Data:
- - -
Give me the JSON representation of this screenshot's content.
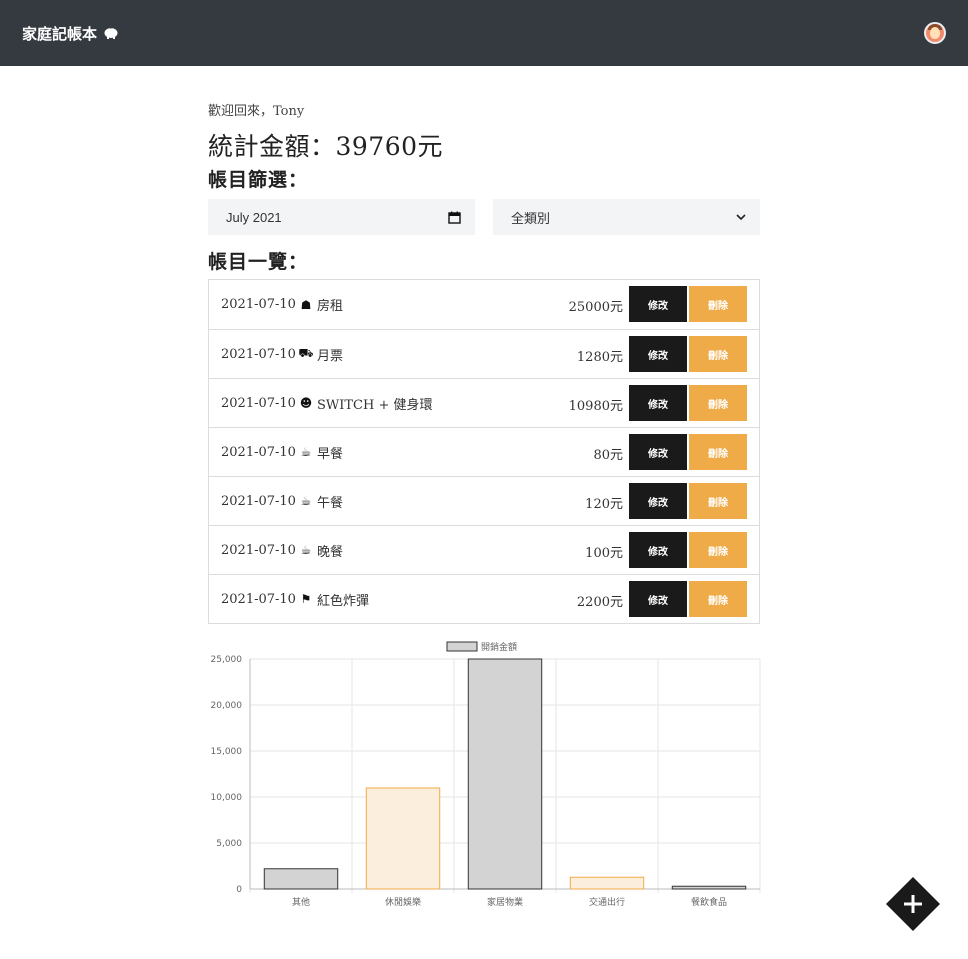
{
  "app": {
    "brand": "家庭記帳本",
    "brand_icon": "piggy-bank-icon",
    "avatar_icon": "user-avatar"
  },
  "main": {
    "welcome": "歡迎回來，Tony",
    "total": "統計金額：39760元",
    "filter_title": "帳目篩選：",
    "list_title": "帳目一覽："
  },
  "filters": {
    "month_value": "July 2021",
    "category_value": "全類別"
  },
  "buttons": {
    "edit_label": "修改",
    "delete_label": "刪除"
  },
  "entries": [
    {
      "date": "2021-07-10",
      "icon": "home-icon",
      "glyph": "☗",
      "item": "房租",
      "amount": "25000元"
    },
    {
      "date": "2021-07-10",
      "icon": "truck-icon",
      "glyph": "⛟",
      "item": "月票",
      "amount": "1280元"
    },
    {
      "date": "2021-07-10",
      "icon": "smile-icon",
      "glyph": "☻",
      "item": "SWITCH + 健身環",
      "amount": "10980元"
    },
    {
      "date": "2021-07-10",
      "icon": "cup-icon",
      "glyph": "☕",
      "item": "早餐",
      "amount": "80元"
    },
    {
      "date": "2021-07-10",
      "icon": "cup-icon",
      "glyph": "☕",
      "item": "午餐",
      "amount": "120元"
    },
    {
      "date": "2021-07-10",
      "icon": "cup-icon",
      "glyph": "☕",
      "item": "晚餐",
      "amount": "100元"
    },
    {
      "date": "2021-07-10",
      "icon": "flag-icon",
      "glyph": "⚑",
      "item": "紅色炸彈",
      "amount": "2200元"
    }
  ],
  "chart_data": {
    "type": "bar",
    "categories": [
      "其他",
      "休閒娛樂",
      "家居物業",
      "交通出行",
      "餐飲食品"
    ],
    "series": [
      {
        "name": "開銷金額",
        "values": [
          2200,
          10980,
          25000,
          1280,
          300
        ]
      }
    ],
    "ylim": [
      0,
      25000
    ],
    "yticks": [
      "0",
      "5,000",
      "10,000",
      "15,000",
      "20,000",
      "25,000"
    ],
    "ytick_values": [
      0,
      5000,
      10000,
      15000,
      20000,
      25000
    ],
    "legend": "top",
    "grid": true,
    "colors": {
      "fill": [
        "#d3d3d3",
        "#fbeedc",
        "#d3d3d3",
        "#fbeedc",
        "#d3d3d3"
      ],
      "stroke": [
        "#333333",
        "#f0ab49",
        "#333333",
        "#f0ab49",
        "#333333"
      ]
    }
  },
  "fab": {
    "icon": "plus-icon"
  }
}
- - -
Aim:
Filter for "amount". Return all lines that hold it.

Reply to the task:
      "amount": "25000元"
      "amount": "1280元"
      "amount": "10980元"
      "amount": "80元"
      "amount": "120元"
      "amount": "100元"
      "amount": "2200元"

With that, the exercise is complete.